* **WRITTEN EXERCISE**
Each record must be retyped in full. No character may differ.

* **MATERIAL TO PROCESS**
——

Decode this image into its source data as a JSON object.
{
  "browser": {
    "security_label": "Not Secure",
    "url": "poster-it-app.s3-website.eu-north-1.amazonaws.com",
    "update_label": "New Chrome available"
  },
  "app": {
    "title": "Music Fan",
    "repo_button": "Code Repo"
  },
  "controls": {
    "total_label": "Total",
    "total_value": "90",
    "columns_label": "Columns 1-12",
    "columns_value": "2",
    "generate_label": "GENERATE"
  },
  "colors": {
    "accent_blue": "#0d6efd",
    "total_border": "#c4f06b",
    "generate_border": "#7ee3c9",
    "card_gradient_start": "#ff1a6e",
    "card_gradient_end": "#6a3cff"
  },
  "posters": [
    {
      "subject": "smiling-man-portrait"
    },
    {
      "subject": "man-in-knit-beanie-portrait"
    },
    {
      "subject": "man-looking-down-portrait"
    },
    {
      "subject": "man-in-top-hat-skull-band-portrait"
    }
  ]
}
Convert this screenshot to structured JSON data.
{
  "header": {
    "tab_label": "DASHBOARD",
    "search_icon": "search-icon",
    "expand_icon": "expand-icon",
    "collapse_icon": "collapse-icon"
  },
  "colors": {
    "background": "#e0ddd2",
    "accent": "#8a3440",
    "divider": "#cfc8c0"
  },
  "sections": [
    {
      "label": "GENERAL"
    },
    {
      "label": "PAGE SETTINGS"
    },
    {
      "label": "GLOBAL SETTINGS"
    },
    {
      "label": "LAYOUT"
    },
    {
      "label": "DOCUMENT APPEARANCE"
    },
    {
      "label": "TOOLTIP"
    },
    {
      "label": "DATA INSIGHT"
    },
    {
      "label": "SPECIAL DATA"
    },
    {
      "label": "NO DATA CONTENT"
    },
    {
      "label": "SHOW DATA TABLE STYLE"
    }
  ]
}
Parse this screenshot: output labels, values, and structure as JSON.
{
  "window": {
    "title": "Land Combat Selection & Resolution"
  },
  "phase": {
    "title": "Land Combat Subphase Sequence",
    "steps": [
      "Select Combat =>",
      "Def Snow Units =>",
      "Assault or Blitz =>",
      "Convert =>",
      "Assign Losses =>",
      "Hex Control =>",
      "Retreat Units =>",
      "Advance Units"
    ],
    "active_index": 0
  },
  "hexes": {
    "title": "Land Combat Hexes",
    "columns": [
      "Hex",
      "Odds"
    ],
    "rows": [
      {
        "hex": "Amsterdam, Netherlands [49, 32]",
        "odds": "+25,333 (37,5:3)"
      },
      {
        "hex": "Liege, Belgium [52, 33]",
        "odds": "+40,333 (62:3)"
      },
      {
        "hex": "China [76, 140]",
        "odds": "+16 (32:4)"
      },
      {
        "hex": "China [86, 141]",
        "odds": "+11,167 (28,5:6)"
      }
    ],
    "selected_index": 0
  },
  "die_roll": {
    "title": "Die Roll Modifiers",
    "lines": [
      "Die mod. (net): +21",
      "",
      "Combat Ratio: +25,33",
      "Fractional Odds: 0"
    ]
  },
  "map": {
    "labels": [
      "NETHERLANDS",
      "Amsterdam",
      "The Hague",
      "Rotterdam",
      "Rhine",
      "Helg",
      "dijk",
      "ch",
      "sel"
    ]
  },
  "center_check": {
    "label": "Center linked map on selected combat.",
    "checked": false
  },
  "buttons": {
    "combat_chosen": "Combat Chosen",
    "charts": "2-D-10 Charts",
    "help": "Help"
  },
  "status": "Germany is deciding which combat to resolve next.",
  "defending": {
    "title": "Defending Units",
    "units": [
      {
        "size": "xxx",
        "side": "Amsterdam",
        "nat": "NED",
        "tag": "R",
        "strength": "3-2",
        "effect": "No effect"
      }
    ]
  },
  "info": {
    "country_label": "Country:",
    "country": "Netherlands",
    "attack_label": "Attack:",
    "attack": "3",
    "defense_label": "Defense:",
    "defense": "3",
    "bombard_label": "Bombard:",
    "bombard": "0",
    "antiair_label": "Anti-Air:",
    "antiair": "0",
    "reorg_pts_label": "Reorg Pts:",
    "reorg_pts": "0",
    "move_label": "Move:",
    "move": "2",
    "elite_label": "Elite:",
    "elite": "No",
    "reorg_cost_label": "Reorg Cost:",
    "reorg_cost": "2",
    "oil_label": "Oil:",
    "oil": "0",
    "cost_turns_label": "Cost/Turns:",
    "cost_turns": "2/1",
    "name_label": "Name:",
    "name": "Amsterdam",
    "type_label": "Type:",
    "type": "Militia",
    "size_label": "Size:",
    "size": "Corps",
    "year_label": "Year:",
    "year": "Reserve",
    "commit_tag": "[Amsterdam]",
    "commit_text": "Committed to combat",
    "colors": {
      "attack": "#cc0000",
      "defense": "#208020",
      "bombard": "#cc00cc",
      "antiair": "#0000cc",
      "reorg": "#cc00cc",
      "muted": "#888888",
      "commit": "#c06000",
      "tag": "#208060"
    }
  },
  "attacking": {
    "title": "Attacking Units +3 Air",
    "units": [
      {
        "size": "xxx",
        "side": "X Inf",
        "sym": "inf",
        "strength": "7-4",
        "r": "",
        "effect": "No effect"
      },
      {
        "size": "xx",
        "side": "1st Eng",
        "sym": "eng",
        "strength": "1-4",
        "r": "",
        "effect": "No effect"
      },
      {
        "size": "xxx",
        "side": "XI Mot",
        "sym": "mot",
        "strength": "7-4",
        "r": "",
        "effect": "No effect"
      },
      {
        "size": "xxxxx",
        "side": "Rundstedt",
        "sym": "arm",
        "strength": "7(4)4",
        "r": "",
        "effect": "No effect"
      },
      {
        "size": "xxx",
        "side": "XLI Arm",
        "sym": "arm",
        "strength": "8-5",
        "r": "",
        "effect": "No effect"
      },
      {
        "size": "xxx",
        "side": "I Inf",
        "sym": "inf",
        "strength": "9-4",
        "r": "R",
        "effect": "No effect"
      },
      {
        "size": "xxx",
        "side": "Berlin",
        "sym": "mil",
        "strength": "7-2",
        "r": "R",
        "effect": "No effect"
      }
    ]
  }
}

——

* **EXERCISE RESULT**
Decode this image into its source data as a JSON object.
{
  "browser": {
    "security_label": "Not Secure",
    "url": "poster-it-app.s3-website.eu-north-1.amazonaws.com",
    "update_label": "New Chrome available"
  },
  "app": {
    "title": "Music Fan",
    "repo_button": "Code Repo"
  },
  "controls": {
    "total_label": "Total",
    "total_value": "90",
    "columns_label": "Columns 1-12",
    "columns_value": "2",
    "generate_label": "GENERATE"
  },
  "colors": {
    "accent_blue": "#0d6efd",
    "total_border": "#c4f06b",
    "generate_border": "#7ee3c9",
    "card_gradient_start": "#ff1a6e",
    "card_gradient_end": "#6a3cff"
  },
  "posters": [
    {
      "subject": "smiling-man-portrait"
    },
    {
      "subject": "man-in-knit-beanie-portrait"
    },
    {
      "subject": "man-looking-down-portrait"
    },
    {
      "subject": "man-in-top-hat-skull-band-portrait"
    }
  ]
}
Convert this screenshot to structured JSON data.
{
  "header": {
    "tab_label": "DASHBOARD",
    "search_icon": "search-icon",
    "expand_icon": "expand-icon",
    "collapse_icon": "collapse-icon"
  },
  "colors": {
    "background": "#e0ddd2",
    "accent": "#8a3440",
    "divider": "#cfc8c0"
  },
  "sections": [
    {
      "label": "GENERAL"
    },
    {
      "label": "PAGE SETTINGS"
    },
    {
      "label": "GLOBAL SETTINGS"
    },
    {
      "label": "LAYOUT"
    },
    {
      "label": "DOCUMENT APPEARANCE"
    },
    {
      "label": "TOOLTIP"
    },
    {
      "label": "DATA INSIGHT"
    },
    {
      "label": "SPECIAL DATA"
    },
    {
      "label": "NO DATA CONTENT"
    },
    {
      "label": "SHOW DATA TABLE STYLE"
    }
  ]
}
Parse this screenshot: output labels, values, and structure as JSON.
{
  "window": {
    "title": "Land Combat Selection & Resolution"
  },
  "phase": {
    "title": "Land Combat Subphase Sequence",
    "steps": [
      "Select Combat =>",
      "Def Snow Units =>",
      "Assault or Blitz =>",
      "Convert =>",
      "Assign Losses =>",
      "Hex Control =>",
      "Retreat Units =>",
      "Advance Units"
    ],
    "active_index": 0
  },
  "hexes": {
    "title": "Land Combat Hexes",
    "columns": [
      "Hex",
      "Odds"
    ],
    "rows": [
      {
        "hex": "Amsterdam, Netherlands [49, 32]",
        "odds": "+25,333 (37,5:3)"
      },
      {
        "hex": "Liege, Belgium [52, 33]",
        "odds": "+40,333 (62:3)"
      },
      {
        "hex": "China [76, 140]",
        "odds": "+16 (32:4)"
      },
      {
        "hex": "China [86, 141]",
        "odds": "+11,167 (28,5:6)"
      }
    ],
    "selected_index": 0
  },
  "die_roll": {
    "title": "Die Roll Modifiers",
    "lines": [
      "Die mod. (net): +21",
      "",
      "Combat Ratio: +25,33",
      "Fractional Odds: 0"
    ]
  },
  "map": {
    "labels": [
      "NETHERLANDS",
      "Amsterdam",
      "The Hague",
      "Rotterdam",
      "Rhine",
      "Helg",
      "dijk",
      "ch",
      "sel"
    ]
  },
  "center_check": {
    "label": "Center linked map on selected combat.",
    "checked": false
  },
  "buttons": {
    "combat_chosen": "Combat Chosen",
    "charts": "2-D-10 Charts",
    "help": "Help"
  },
  "status": "Germany is deciding which combat to resolve next.",
  "defending": {
    "title": "Defending Units",
    "units": [
      {
        "size": "xxx",
        "side": "Amsterdam",
        "nat": "NED",
        "tag": "R",
        "strength": "3-2",
        "effect": "No effect"
      }
    ]
  },
  "info": {
    "country_label": "Country:",
    "country": "Netherlands",
    "attack_label": "Attack:",
    "attack": "3",
    "defense_label": "Defense:",
    "defense": "3",
    "bombard_label": "Bombard:",
    "bombard": "0",
    "antiair_label": "Anti-Air:",
    "antiair": "0",
    "reorg_pts_label": "Reorg Pts:",
    "reorg_pts": "0",
    "move_label": "Move:",
    "move": "2",
    "elite_label": "Elite:",
    "elite": "No",
    "reorg_cost_label": "Reorg Cost:",
    "reorg_cost": "2",
    "oil_label": "Oil:",
    "oil": "0",
    "cost_turns_label": "Cost/Turns:",
    "cost_turns": "2/1",
    "name_label": "Name:",
    "name": "Amsterdam",
    "type_label": "Type:",
    "type": "Militia",
    "size_label": "Size:",
    "size": "Corps",
    "year_label": "Year:",
    "year": "Reserve",
    "commit_tag": "[Amsterdam]",
    "commit_text": "Committed to combat",
    "colors": {
      "attack": "#cc0000",
      "defense": "#208020",
      "bombard": "#cc00cc",
      "antiair": "#0000cc",
      "reorg": "#cc00cc",
      "muted": "#888888",
      "commit": "#c06000",
      "tag": "#208060"
    }
  },
  "attacking": {
    "title": "Attacking Units +3 Air",
    "units": [
      {
        "size": "xxx",
        "side": "X Inf",
        "sym": "inf",
        "strength": "7-4",
        "r": "",
        "effect": "No effect"
      },
      {
        "size": "xx",
        "side": "1st Eng",
        "sym": "eng",
        "strength": "1-4",
        "r": "",
        "effect": "No effect"
      },
      {
        "size": "xxx",
        "side": "XI Mot",
        "sym": "mot",
        "strength": "7-4",
        "r": "",
        "effect": "No effect"
      },
      {
        "size": "xxxxx",
        "side": "Rundstedt",
        "sym": "arm",
        "strength": "7(4)4",
        "r": "",
        "effect": "No effect"
      },
      {
        "size": "xxx",
        "side": "XLI Arm",
        "sym": "arm",
        "strength": "8-5",
        "r": "",
        "effect": "No effect"
      },
      {
        "size": "xxx",
        "side": "I Inf",
        "sym": "inf",
        "strength": "9-4",
        "r": "R",
        "effect": "No effect"
      },
      {
        "size": "xxx",
        "side": "Berlin",
        "sym": "mil",
        "strength": "7-2",
        "r": "R",
        "effect": "No effect"
      }
    ]
  }
}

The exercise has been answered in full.